■ WHAT TO DO
A faithful transcription of all the data is required.

(Dataset records)
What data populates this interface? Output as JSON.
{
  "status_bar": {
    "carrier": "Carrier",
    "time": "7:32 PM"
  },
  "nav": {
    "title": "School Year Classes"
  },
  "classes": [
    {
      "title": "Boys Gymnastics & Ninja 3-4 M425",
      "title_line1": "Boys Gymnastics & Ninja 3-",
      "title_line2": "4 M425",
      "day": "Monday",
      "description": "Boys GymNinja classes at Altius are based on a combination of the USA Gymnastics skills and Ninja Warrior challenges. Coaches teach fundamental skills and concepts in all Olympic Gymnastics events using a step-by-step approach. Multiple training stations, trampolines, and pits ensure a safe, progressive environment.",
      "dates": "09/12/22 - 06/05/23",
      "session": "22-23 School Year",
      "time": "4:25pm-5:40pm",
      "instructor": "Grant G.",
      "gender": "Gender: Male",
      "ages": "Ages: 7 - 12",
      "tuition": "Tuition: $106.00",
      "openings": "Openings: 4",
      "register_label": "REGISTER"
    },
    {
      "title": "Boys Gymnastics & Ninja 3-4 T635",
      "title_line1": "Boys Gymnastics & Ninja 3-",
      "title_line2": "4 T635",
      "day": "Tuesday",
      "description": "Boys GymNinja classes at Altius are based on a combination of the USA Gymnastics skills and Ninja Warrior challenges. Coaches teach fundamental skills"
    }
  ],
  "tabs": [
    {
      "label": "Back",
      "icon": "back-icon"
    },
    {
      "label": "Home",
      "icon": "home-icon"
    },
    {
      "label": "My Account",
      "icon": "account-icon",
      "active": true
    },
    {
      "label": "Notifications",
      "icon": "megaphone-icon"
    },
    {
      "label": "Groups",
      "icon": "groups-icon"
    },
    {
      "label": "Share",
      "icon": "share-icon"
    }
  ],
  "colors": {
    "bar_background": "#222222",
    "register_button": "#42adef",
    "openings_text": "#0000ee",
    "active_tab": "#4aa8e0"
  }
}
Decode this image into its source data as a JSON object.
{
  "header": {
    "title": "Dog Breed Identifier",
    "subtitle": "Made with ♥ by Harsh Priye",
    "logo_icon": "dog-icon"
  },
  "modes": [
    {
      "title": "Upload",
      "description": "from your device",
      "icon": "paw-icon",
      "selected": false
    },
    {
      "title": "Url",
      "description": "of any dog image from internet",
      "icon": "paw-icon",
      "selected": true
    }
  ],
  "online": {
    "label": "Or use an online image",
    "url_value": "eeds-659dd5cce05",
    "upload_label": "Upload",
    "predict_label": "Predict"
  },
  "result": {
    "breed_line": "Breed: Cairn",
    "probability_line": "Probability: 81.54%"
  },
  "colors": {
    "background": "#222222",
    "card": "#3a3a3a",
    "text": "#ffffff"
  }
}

■ ANSWER TO THIS EXERCISE
What data populates this interface? Output as JSON.
{
  "status_bar": {
    "carrier": "Carrier",
    "time": "7:32 PM"
  },
  "nav": {
    "title": "School Year Classes"
  },
  "classes": [
    {
      "title": "Boys Gymnastics & Ninja 3-4 M425",
      "title_line1": "Boys Gymnastics & Ninja 3-",
      "title_line2": "4 M425",
      "day": "Monday",
      "description": "Boys GymNinja classes at Altius are based on a combination of the USA Gymnastics skills and Ninja Warrior challenges. Coaches teach fundamental skills and concepts in all Olympic Gymnastics events using a step-by-step approach. Multiple training stations, trampolines, and pits ensure a safe, progressive environment.",
      "dates": "09/12/22 - 06/05/23",
      "session": "22-23 School Year",
      "time": "4:25pm-5:40pm",
      "instructor": "Grant G.",
      "gender": "Gender: Male",
      "ages": "Ages: 7 - 12",
      "tuition": "Tuition: $106.00",
      "openings": "Openings: 4",
      "register_label": "REGISTER"
    },
    {
      "title": "Boys Gymnastics & Ninja 3-4 T635",
      "title_line1": "Boys Gymnastics & Ninja 3-",
      "title_line2": "4 T635",
      "day": "Tuesday",
      "description": "Boys GymNinja classes at Altius are based on a combination of the USA Gymnastics skills and Ninja Warrior challenges. Coaches teach fundamental skills"
    }
  ],
  "tabs": [
    {
      "label": "Back",
      "icon": "back-icon"
    },
    {
      "label": "Home",
      "icon": "home-icon"
    },
    {
      "label": "My Account",
      "icon": "account-icon",
      "active": true
    },
    {
      "label": "Notifications",
      "icon": "megaphone-icon"
    },
    {
      "label": "Groups",
      "icon": "groups-icon"
    },
    {
      "label": "Share",
      "icon": "share-icon"
    }
  ],
  "colors": {
    "bar_background": "#222222",
    "register_button": "#42adef",
    "openings_text": "#0000ee",
    "active_tab": "#4aa8e0"
  }
}
Decode this image into its source data as a JSON object.
{
  "header": {
    "title": "Dog Breed Identifier",
    "subtitle": "Made with ♥ by Harsh Priye",
    "logo_icon": "dog-icon"
  },
  "modes": [
    {
      "title": "Upload",
      "description": "from your device",
      "icon": "paw-icon",
      "selected": false
    },
    {
      "title": "Url",
      "description": "of any dog image from internet",
      "icon": "paw-icon",
      "selected": true
    }
  ],
  "online": {
    "label": "Or use an online image",
    "url_value": "eeds-659dd5cce05",
    "upload_label": "Upload",
    "predict_label": "Predict"
  },
  "result": {
    "breed_line": "Breed: Cairn",
    "probability_line": "Probability: 81.54%"
  },
  "colors": {
    "background": "#222222",
    "card": "#3a3a3a",
    "text": "#ffffff"
  }
}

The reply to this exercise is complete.